• Excerpted records:
^^^^^^^^^^^^^^^^
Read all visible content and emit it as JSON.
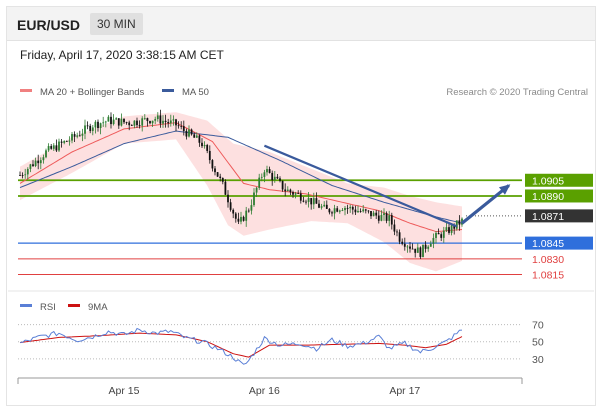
{
  "header": {
    "symbol": "EUR/USD",
    "timeframe": "30 MIN"
  },
  "timestamp": "Friday, April 17, 2020 3:38:15 AM CET",
  "colors": {
    "candle_up": "#2e7d32",
    "candle_down": "#111111",
    "ma20": "#ee5a5a",
    "bollinger_fill": "#fcd6d6",
    "ma50": "#3b5b9c",
    "resistance": "#5aa000",
    "pivot": "#2f6fdc",
    "support": "#e04040",
    "trend": "#3a5a9c",
    "rsi": "#5a7fd6",
    "rsi_ma": "#cc1111"
  },
  "chart_data": [
    {
      "type": "candlestick",
      "title": "EUR/USD",
      "legend": [
        {
          "name": "MA 20 + Bollinger Bands",
          "color": "#f08080"
        },
        {
          "name": "MA 50",
          "color": "#3b5b9c"
        }
      ],
      "legend_position": "top-left",
      "watermark": "Research © 2020 Trading Central",
      "x_tick_labels": [
        "Apr 15",
        "Apr 16",
        "Apr 17"
      ],
      "x_tick_index": [
        40,
        94,
        148
      ],
      "ylim": [
        1.0805,
        1.0995
      ],
      "last_price": 1.0871,
      "price_levels": [
        {
          "value": 1.0905,
          "label": "1.0905",
          "kind": "resistance"
        },
        {
          "value": 1.089,
          "label": "1.0890",
          "kind": "resistance"
        },
        {
          "value": 1.0871,
          "label": "1.0871",
          "kind": "last"
        },
        {
          "value": 1.0845,
          "label": "1.0845",
          "kind": "pivot"
        },
        {
          "value": 1.083,
          "label": "1.0830",
          "kind": "support"
        },
        {
          "value": 1.0815,
          "label": "1.0815",
          "kind": "support"
        }
      ],
      "trendline": {
        "from": {
          "index": 94,
          "price": 1.0938
        },
        "to": {
          "index": 168,
          "price": 1.0861
        }
      },
      "forecast_arrow": {
        "from": {
          "index": 170,
          "price": 1.0864
        },
        "to": {
          "index": 188,
          "price": 1.09
        }
      },
      "close_points": [
        [
          0,
          1.091
        ],
        [
          10,
          1.0932
        ],
        [
          20,
          1.0945
        ],
        [
          28,
          1.0958
        ],
        [
          34,
          1.0962
        ],
        [
          42,
          1.096
        ],
        [
          52,
          1.0964
        ],
        [
          60,
          1.0958
        ],
        [
          70,
          1.094
        ],
        [
          78,
          1.09
        ],
        [
          84,
          1.0862
        ],
        [
          88,
          1.0878
        ],
        [
          94,
          1.0916
        ],
        [
          102,
          1.0896
        ],
        [
          110,
          1.0888
        ],
        [
          118,
          1.0876
        ],
        [
          124,
          1.088
        ],
        [
          130,
          1.0876
        ],
        [
          136,
          1.0872
        ],
        [
          142,
          1.0868
        ],
        [
          146,
          1.085
        ],
        [
          150,
          1.0842
        ],
        [
          154,
          1.0836
        ],
        [
          158,
          1.0848
        ],
        [
          164,
          1.0856
        ],
        [
          170,
          1.0866
        ]
      ],
      "ma20_points": [
        [
          0,
          1.0902
        ],
        [
          20,
          1.0932
        ],
        [
          40,
          1.0954
        ],
        [
          60,
          1.096
        ],
        [
          74,
          1.0942
        ],
        [
          86,
          1.0902
        ],
        [
          96,
          1.0896
        ],
        [
          110,
          1.0892
        ],
        [
          124,
          1.0884
        ],
        [
          138,
          1.0876
        ],
        [
          150,
          1.0864
        ],
        [
          160,
          1.0856
        ],
        [
          170,
          1.0858
        ]
      ],
      "ma50_points": [
        [
          0,
          1.0898
        ],
        [
          20,
          1.0918
        ],
        [
          40,
          1.094
        ],
        [
          60,
          1.0952
        ],
        [
          80,
          1.0946
        ],
        [
          100,
          1.0924
        ],
        [
          120,
          1.09
        ],
        [
          140,
          1.0884
        ],
        [
          160,
          1.087
        ],
        [
          170,
          1.0864
        ]
      ],
      "bollinger_upper": [
        [
          0,
          1.0918
        ],
        [
          20,
          1.0946
        ],
        [
          40,
          1.0966
        ],
        [
          60,
          1.097
        ],
        [
          72,
          1.0962
        ],
        [
          82,
          1.094
        ],
        [
          96,
          1.0932
        ],
        [
          112,
          1.0916
        ],
        [
          126,
          1.0902
        ],
        [
          140,
          1.0898
        ],
        [
          150,
          1.089
        ],
        [
          160,
          1.0884
        ],
        [
          170,
          1.088
        ]
      ],
      "bollinger_lower": [
        [
          0,
          1.0886
        ],
        [
          20,
          1.0912
        ],
        [
          40,
          1.094
        ],
        [
          60,
          1.0944
        ],
        [
          72,
          1.09
        ],
        [
          80,
          1.0862
        ],
        [
          86,
          1.0852
        ],
        [
          96,
          1.0858
        ],
        [
          112,
          1.0866
        ],
        [
          126,
          1.0864
        ],
        [
          140,
          1.0846
        ],
        [
          150,
          1.0826
        ],
        [
          160,
          1.0818
        ],
        [
          170,
          1.0828
        ]
      ]
    },
    {
      "type": "line",
      "legend": [
        {
          "name": "RSI",
          "color": "#5a7fd6"
        },
        {
          "name": "9MA",
          "color": "#cc1111"
        }
      ],
      "legend_position": "top-left",
      "y_tick_labels": [
        "70",
        "50",
        "30"
      ],
      "y_ticks": [
        70,
        50,
        30
      ],
      "ylim": [
        10,
        80
      ],
      "rsi_points": [
        [
          0,
          48
        ],
        [
          8,
          56
        ],
        [
          15,
          60
        ],
        [
          22,
          52
        ],
        [
          28,
          56
        ],
        [
          34,
          62
        ],
        [
          40,
          58
        ],
        [
          46,
          64
        ],
        [
          52,
          60
        ],
        [
          58,
          62
        ],
        [
          64,
          54
        ],
        [
          70,
          50
        ],
        [
          76,
          42
        ],
        [
          82,
          32
        ],
        [
          86,
          22
        ],
        [
          88,
          28
        ],
        [
          94,
          54
        ],
        [
          100,
          46
        ],
        [
          108,
          48
        ],
        [
          114,
          42
        ],
        [
          120,
          52
        ],
        [
          126,
          45
        ],
        [
          132,
          48
        ],
        [
          138,
          56
        ],
        [
          142,
          42
        ],
        [
          148,
          48
        ],
        [
          154,
          38
        ],
        [
          158,
          42
        ],
        [
          164,
          50
        ],
        [
          170,
          64
        ]
      ],
      "rsi_ma_points": [
        [
          0,
          49
        ],
        [
          15,
          55
        ],
        [
          30,
          57
        ],
        [
          46,
          60
        ],
        [
          60,
          58
        ],
        [
          72,
          50
        ],
        [
          82,
          36
        ],
        [
          88,
          32
        ],
        [
          96,
          46
        ],
        [
          110,
          46
        ],
        [
          124,
          47
        ],
        [
          138,
          48
        ],
        [
          148,
          46
        ],
        [
          156,
          43
        ],
        [
          164,
          47
        ],
        [
          170,
          56
        ]
      ]
    }
  ]
}
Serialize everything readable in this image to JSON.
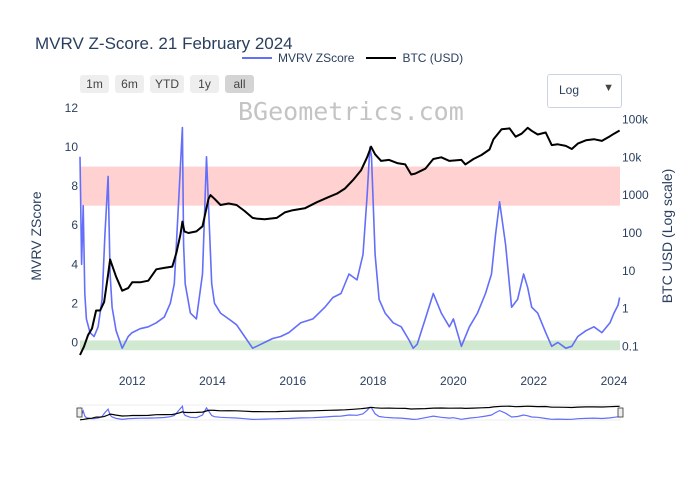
{
  "title": "MVRV Z-Score. 21 February 2024",
  "watermark": "BGeometrics.com",
  "legend": [
    {
      "name": "MVRV ZScore",
      "color": "#636efa"
    },
    {
      "name": "BTC (USD)",
      "color": "#000000"
    }
  ],
  "range_buttons": [
    {
      "label": "1m",
      "active": false
    },
    {
      "label": "6m",
      "active": false
    },
    {
      "label": "YTD",
      "active": false
    },
    {
      "label": "1y",
      "active": false
    },
    {
      "label": "all",
      "active": true
    }
  ],
  "scale_selector": {
    "value": "Log",
    "arrow": "▼"
  },
  "chart_data": {
    "type": "line",
    "xlabel": "",
    "x_range": [
      2010.7,
      2024.15
    ],
    "x_ticks": [
      2012,
      2014,
      2016,
      2018,
      2020,
      2022,
      2024
    ],
    "y_left": {
      "label": "MVRV ZScore",
      "range": [
        -0.8,
        12
      ],
      "ticks": [
        0,
        2,
        4,
        6,
        8,
        10,
        12
      ]
    },
    "y_right": {
      "label": "BTC USD (Log scale)",
      "scale": "log",
      "range": [
        0.05,
        200000
      ],
      "ticks": [
        {
          "v": 0.1,
          "t": "0.1"
        },
        {
          "v": 1,
          "t": "1"
        },
        {
          "v": 10,
          "t": "10"
        },
        {
          "v": 100,
          "t": "100"
        },
        {
          "v": 1000,
          "t": "1000"
        },
        {
          "v": 10000,
          "t": "10k"
        },
        {
          "v": 100000,
          "t": "100k"
        }
      ]
    },
    "bands": [
      {
        "name": "overvalued",
        "y0": 7,
        "y1": 9,
        "color": "#ffcccc"
      },
      {
        "name": "undervalued",
        "y0": -0.4,
        "y1": 0.1,
        "color": "#cce6cc"
      }
    ],
    "series": [
      {
        "name": "MVRV ZScore",
        "axis": "left",
        "color": "#636efa",
        "x": [
          2010.7,
          2010.74,
          2010.78,
          2010.82,
          2010.86,
          2010.95,
          2011.05,
          2011.15,
          2011.25,
          2011.32,
          2011.4,
          2011.45,
          2011.5,
          2011.6,
          2011.75,
          2011.9,
          2012.0,
          2012.2,
          2012.4,
          2012.6,
          2012.8,
          2012.95,
          2013.05,
          2013.15,
          2013.25,
          2013.28,
          2013.32,
          2013.45,
          2013.6,
          2013.75,
          2013.85,
          2013.92,
          2013.98,
          2014.05,
          2014.2,
          2014.4,
          2014.6,
          2014.8,
          2015.0,
          2015.1,
          2015.3,
          2015.5,
          2015.7,
          2015.9,
          2016.2,
          2016.5,
          2016.8,
          2017.0,
          2017.2,
          2017.4,
          2017.6,
          2017.75,
          2017.85,
          2017.92,
          2017.96,
          2018.05,
          2018.15,
          2018.3,
          2018.5,
          2018.7,
          2018.9,
          2019.0,
          2019.1,
          2019.3,
          2019.5,
          2019.7,
          2019.9,
          2020.0,
          2020.2,
          2020.4,
          2020.6,
          2020.8,
          2020.95,
          2021.05,
          2021.15,
          2021.3,
          2021.45,
          2021.6,
          2021.75,
          2021.85,
          2021.95,
          2022.1,
          2022.3,
          2022.45,
          2022.6,
          2022.8,
          2022.95,
          2023.1,
          2023.3,
          2023.5,
          2023.7,
          2023.9,
          2024.0,
          2024.1,
          2024.14
        ],
        "y": [
          9.5,
          4.0,
          7.0,
          2.5,
          1.2,
          0.5,
          0.3,
          0.8,
          2.2,
          5.5,
          8.5,
          3.5,
          1.8,
          0.6,
          -0.3,
          0.3,
          0.5,
          0.7,
          0.8,
          1.0,
          1.3,
          2.0,
          3.0,
          7.0,
          11.0,
          5.0,
          3.0,
          1.5,
          1.2,
          3.5,
          9.5,
          6.0,
          3.0,
          2.0,
          1.5,
          1.2,
          0.9,
          0.3,
          -0.3,
          -0.2,
          0.0,
          0.2,
          0.3,
          0.5,
          1.0,
          1.2,
          1.8,
          2.3,
          2.5,
          3.5,
          3.2,
          4.5,
          7.5,
          10.0,
          9.5,
          4.5,
          2.2,
          1.5,
          1.0,
          0.8,
          0.1,
          -0.3,
          -0.1,
          1.2,
          2.5,
          1.5,
          0.8,
          1.2,
          -0.2,
          0.8,
          1.5,
          2.5,
          3.5,
          5.5,
          7.2,
          5.0,
          1.8,
          2.2,
          3.5,
          2.8,
          1.8,
          1.5,
          0.5,
          -0.2,
          0.0,
          -0.3,
          -0.2,
          0.3,
          0.6,
          0.8,
          0.5,
          1.0,
          1.5,
          1.9,
          2.3
        ]
      },
      {
        "name": "BTC (USD)",
        "axis": "right",
        "color": "#000000",
        "x": [
          2010.7,
          2010.8,
          2010.9,
          2011.0,
          2011.1,
          2011.2,
          2011.3,
          2011.4,
          2011.45,
          2011.5,
          2011.6,
          2011.75,
          2011.9,
          2012.0,
          2012.2,
          2012.4,
          2012.6,
          2012.8,
          2013.0,
          2013.1,
          2013.2,
          2013.25,
          2013.3,
          2013.4,
          2013.6,
          2013.75,
          2013.9,
          2013.95,
          2014.05,
          2014.2,
          2014.4,
          2014.6,
          2014.8,
          2015.0,
          2015.1,
          2015.3,
          2015.6,
          2015.8,
          2016.0,
          2016.3,
          2016.6,
          2016.9,
          2017.1,
          2017.3,
          2017.5,
          2017.7,
          2017.85,
          2017.95,
          2018.05,
          2018.2,
          2018.4,
          2018.6,
          2018.8,
          2018.95,
          2019.05,
          2019.3,
          2019.5,
          2019.7,
          2019.9,
          2020.2,
          2020.3,
          2020.5,
          2020.7,
          2020.9,
          2021.0,
          2021.2,
          2021.4,
          2021.55,
          2021.7,
          2021.85,
          2021.95,
          2022.1,
          2022.3,
          2022.45,
          2022.6,
          2022.8,
          2022.95,
          2023.1,
          2023.3,
          2023.5,
          2023.7,
          2023.9,
          2024.0,
          2024.14
        ],
        "y": [
          0.06,
          0.1,
          0.2,
          0.3,
          0.9,
          0.9,
          1.5,
          8,
          20,
          14,
          7,
          3,
          3.5,
          5,
          5,
          5.5,
          11,
          12,
          13,
          30,
          90,
          200,
          110,
          100,
          110,
          150,
          800,
          1000,
          800,
          550,
          600,
          550,
          380,
          250,
          240,
          230,
          250,
          350,
          400,
          450,
          650,
          900,
          1100,
          1500,
          2500,
          4500,
          10000,
          19000,
          12000,
          8000,
          8500,
          7000,
          6500,
          3500,
          3700,
          5000,
          9000,
          10000,
          8000,
          8500,
          6500,
          9000,
          11500,
          16000,
          30000,
          55000,
          58000,
          35000,
          42000,
          60000,
          50000,
          40000,
          45000,
          21000,
          22000,
          20000,
          16500,
          23000,
          28000,
          30000,
          27000,
          36000,
          42000,
          51000
        ]
      }
    ]
  }
}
^^^^^^^^^^^^^^^^
• Stated goal: Show the lines of the records that contain the word "MVRV".

• Complete output:
  "title": "MVRV Z-Score. 21 February 2024",
      "name": "MVRV ZScore",
      "label": "MVRV ZScore",
        "name": "MVRV ZScore",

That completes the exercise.